====== WORKING DATA ======
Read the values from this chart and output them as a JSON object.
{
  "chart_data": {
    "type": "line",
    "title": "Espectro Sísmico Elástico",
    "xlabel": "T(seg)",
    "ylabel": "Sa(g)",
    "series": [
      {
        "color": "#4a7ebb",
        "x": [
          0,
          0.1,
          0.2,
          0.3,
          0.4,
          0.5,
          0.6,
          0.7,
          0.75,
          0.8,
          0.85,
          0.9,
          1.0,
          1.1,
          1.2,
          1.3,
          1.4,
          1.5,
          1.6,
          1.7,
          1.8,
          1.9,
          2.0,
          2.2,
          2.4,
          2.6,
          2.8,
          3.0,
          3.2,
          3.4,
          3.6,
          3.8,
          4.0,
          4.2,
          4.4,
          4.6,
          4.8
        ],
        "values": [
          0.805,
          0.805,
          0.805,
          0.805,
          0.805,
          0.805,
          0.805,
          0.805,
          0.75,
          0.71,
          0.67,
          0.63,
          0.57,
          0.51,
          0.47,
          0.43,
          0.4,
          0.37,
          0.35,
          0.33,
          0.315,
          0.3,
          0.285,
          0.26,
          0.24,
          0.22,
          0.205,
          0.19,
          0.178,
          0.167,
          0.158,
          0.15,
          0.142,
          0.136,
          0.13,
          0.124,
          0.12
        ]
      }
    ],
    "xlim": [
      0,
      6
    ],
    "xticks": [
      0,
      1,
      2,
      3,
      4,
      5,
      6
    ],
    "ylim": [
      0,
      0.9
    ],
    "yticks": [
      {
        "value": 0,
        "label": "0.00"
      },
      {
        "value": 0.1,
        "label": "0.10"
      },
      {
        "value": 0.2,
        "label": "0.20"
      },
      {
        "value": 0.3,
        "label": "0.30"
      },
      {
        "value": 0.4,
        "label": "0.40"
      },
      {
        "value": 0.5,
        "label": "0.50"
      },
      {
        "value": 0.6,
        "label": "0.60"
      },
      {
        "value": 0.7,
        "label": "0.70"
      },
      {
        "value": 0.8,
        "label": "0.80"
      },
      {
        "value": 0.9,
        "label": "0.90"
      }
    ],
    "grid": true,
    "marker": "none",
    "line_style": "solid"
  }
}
======
■ **CHALLENGE**
Copy the material above, line for line.

■ **SOLUTION**
Read the values from this chart and output them as a JSON object.
{
  "chart_data": {
    "type": "line",
    "title": "Espectro Sísmico Elástico",
    "xlabel": "T(seg)",
    "ylabel": "Sa(g)",
    "series": [
      {
        "color": "#4a7ebb",
        "x": [
          0,
          0.1,
          0.2,
          0.3,
          0.4,
          0.5,
          0.6,
          0.7,
          0.75,
          0.8,
          0.85,
          0.9,
          1.0,
          1.1,
          1.2,
          1.3,
          1.4,
          1.5,
          1.6,
          1.7,
          1.8,
          1.9,
          2.0,
          2.2,
          2.4,
          2.6,
          2.8,
          3.0,
          3.2,
          3.4,
          3.6,
          3.8,
          4.0,
          4.2,
          4.4,
          4.6,
          4.8
        ],
        "values": [
          0.805,
          0.805,
          0.805,
          0.805,
          0.805,
          0.805,
          0.805,
          0.805,
          0.75,
          0.71,
          0.67,
          0.63,
          0.57,
          0.51,
          0.47,
          0.43,
          0.4,
          0.37,
          0.35,
          0.33,
          0.315,
          0.3,
          0.285,
          0.26,
          0.24,
          0.22,
          0.205,
          0.19,
          0.178,
          0.167,
          0.158,
          0.15,
          0.142,
          0.136,
          0.13,
          0.124,
          0.12
        ]
      }
    ],
    "xlim": [
      0,
      6
    ],
    "xticks": [
      0,
      1,
      2,
      3,
      4,
      5,
      6
    ],
    "ylim": [
      0,
      0.9
    ],
    "yticks": [
      {
        "value": 0,
        "label": "0.00"
      },
      {
        "value": 0.1,
        "label": "0.10"
      },
      {
        "value": 0.2,
        "label": "0.20"
      },
      {
        "value": 0.3,
        "label": "0.30"
      },
      {
        "value": 0.4,
        "label": "0.40"
      },
      {
        "value": 0.5,
        "label": "0.50"
      },
      {
        "value": 0.6,
        "label": "0.60"
      },
      {
        "value": 0.7,
        "label": "0.70"
      },
      {
        "value": 0.8,
        "label": "0.80"
      },
      {
        "value": 0.9,
        "label": "0.90"
      }
    ],
    "grid": true,
    "marker": "none",
    "line_style": "solid"
  }
}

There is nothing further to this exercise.